Maybe it's because this is my next to last semester? Maybe it's because it's Spring and I just wanna go swim, or take my family to the zoo, or go mow, or go play sports, or go Turkey Hunting (this weekend!), or anything else besides this dredge.

With all that being said and complained, sometimes I need to retell myself why I'm doing something. Nothing is better than a good pep-talk for yourself. We tear ourselves down enough, might as well build ourselves up sometimes right?

I was talking with my FIL that other day about college, and how I feel that our generation has made college a MANDATORY goal or step in life. He owns several of his own businesses and is quite successful, all without a college degree. We both agreed that it depends on the individual and their personal goals. College has it's pros, but it can definitely have its cons. Truth be told, it's not the be all and end all that everyone has made it out to be. Not by a long shot, because some of the best teachers aren't in college. Things like experience, failure, success, etc.

I know, this seems like quite the pep talk already. I'm already struggling with college, but now I'm making it seem more unnecessary? Well, not exactly.

See, for me, college was mandatory. I wanted to be a teacher, and I wanted to learn more about the Bible and working as a Pastor. Sure, experience has taught and will teach me so much more. But, I'm so thankful I've busted my butt for this simple foundation to build off of.

I am loathing school right now. But I can see the end of the tunnel. And I now that I am here right now because I'm building the slab for the building that will be built on top of it. Not exactly flowers and rainbows, but it's something. And it's personal to me.

## WORK TO COMPLETE
Rewrite the stretch of the post on college from "I know, this" through "build off of.", using "groundwork" wherever "foundation" stands.

## RECORD EXTRACTS
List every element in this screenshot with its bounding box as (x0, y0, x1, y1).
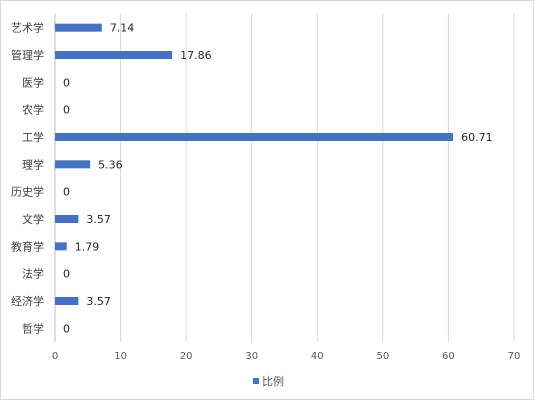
data-label: 17.86 (180, 49, 212, 62)
data-label: 3.57 (86, 295, 111, 308)
data-label: 0 (63, 268, 70, 281)
x-tick-label: 40 (311, 351, 324, 362)
bar-series (55, 23, 454, 305)
x-tick-label: 50 (376, 351, 389, 362)
data-label: 0 (63, 186, 70, 199)
category-label: 理学 (22, 157, 44, 171)
x-tick-labels: 0 10 20 30 40 50 60 70 (52, 351, 521, 362)
data-labels: 7.14 17.86 0 0 60.71 5.36 0 3.57 1.79 0 3.57 0 (63, 22, 493, 336)
data-label: 60.71 (461, 131, 493, 144)
x-tick-label: 10 (114, 351, 127, 362)
category-label: 教育学 (11, 239, 44, 253)
bar (55, 242, 67, 251)
x-tick-label: 30 (245, 351, 258, 362)
category-label: 法学 (22, 267, 44, 281)
bar (55, 133, 454, 141)
data-label: 7.14 (110, 22, 134, 35)
category-label: 哲学 (22, 321, 44, 335)
gridlines (120, 14, 515, 342)
category-label: 管理学 (11, 48, 44, 62)
legend-label-bili: 比例 (262, 374, 284, 388)
data-label: 5.36 (98, 158, 123, 171)
legend-swatch (253, 378, 259, 384)
category-label: 农学 (22, 103, 44, 117)
data-label: 0 (63, 322, 70, 335)
category-label: 医学 (22, 75, 44, 89)
data-label: 0 (63, 76, 70, 89)
category-label: 历史学 (11, 185, 44, 199)
x-tick-label: 70 (508, 351, 521, 362)
category-label: 文学 (22, 212, 44, 226)
bar (55, 23, 102, 32)
bar (55, 160, 91, 169)
legend: 比例 (253, 374, 284, 388)
category-label: 经济学 (11, 294, 44, 308)
bar (55, 215, 79, 223)
data-label: 0 (63, 104, 70, 117)
category-label: 艺术学 (11, 21, 44, 35)
bar (55, 297, 79, 305)
x-tick-label: 60 (442, 351, 455, 362)
x-tick-label: 20 (180, 351, 193, 362)
bar (55, 51, 173, 59)
data-label: 1.79 (75, 240, 100, 253)
data-label: 3.57 (86, 213, 111, 226)
category-label: 工学 (22, 130, 44, 144)
x-tick-label: 0 (52, 351, 58, 362)
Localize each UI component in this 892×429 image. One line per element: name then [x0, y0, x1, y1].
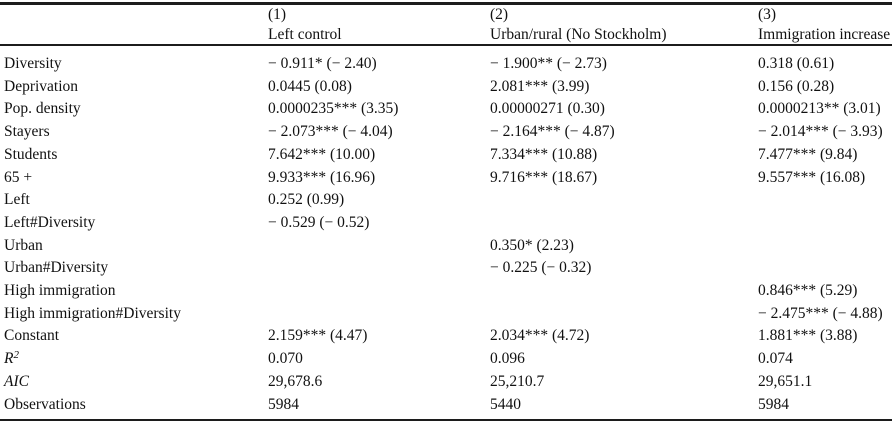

## RESULT BELOW
I know, this seems like quite the pep talk already. I'm already struggling with college, but now I'm making it seem more unnecessary? Well, not exactly.

See, for me, college was mandatory. I wanted to be a teacher, and I wanted to learn more about the Bible and working as a Pastor. Sure, experience has taught and will teach me so much more. But, I'm so thankful I've busted my butt for this simple groundwork to build off of.